Copy every line from the data below in which the string "name" can be found.

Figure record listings
* Begin *
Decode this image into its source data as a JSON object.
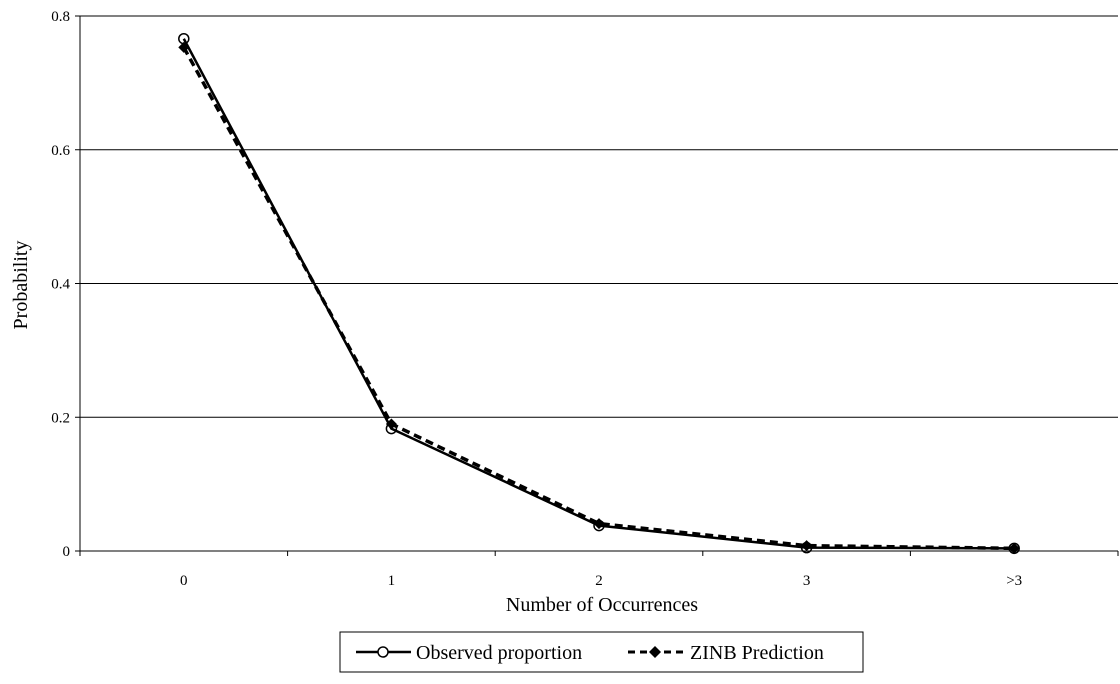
{
  "chart_data": {
    "type": "line",
    "title": "",
    "xlabel": "Number of Occurrences",
    "ylabel": "Probability",
    "categories": [
      "0",
      "1",
      "2",
      "3",
      ">3"
    ],
    "ylim": [
      0,
      0.8
    ],
    "yticks": [
      "0",
      "0.2",
      "0.4",
      "0.6",
      "0.8"
    ],
    "grid": "horizontal",
    "legend_position": "bottom",
    "series": [
      {
        "name": "Observed proportion",
        "values": [
          0.766,
          0.183,
          0.038,
          0.005,
          0.004
        ],
        "line_style": "solid",
        "marker": "open-circle",
        "color": "#000000"
      },
      {
        "name": "ZINB Prediction",
        "values": [
          0.753,
          0.19,
          0.041,
          0.008,
          0.004
        ],
        "line_style": "dashed",
        "marker": "filled-diamond",
        "color": "#000000"
      }
    ]
  }
}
* End *
SOLUTION FOR THIS TASK:
        "name": "Observed proportion",
        "name": "ZINB Prediction",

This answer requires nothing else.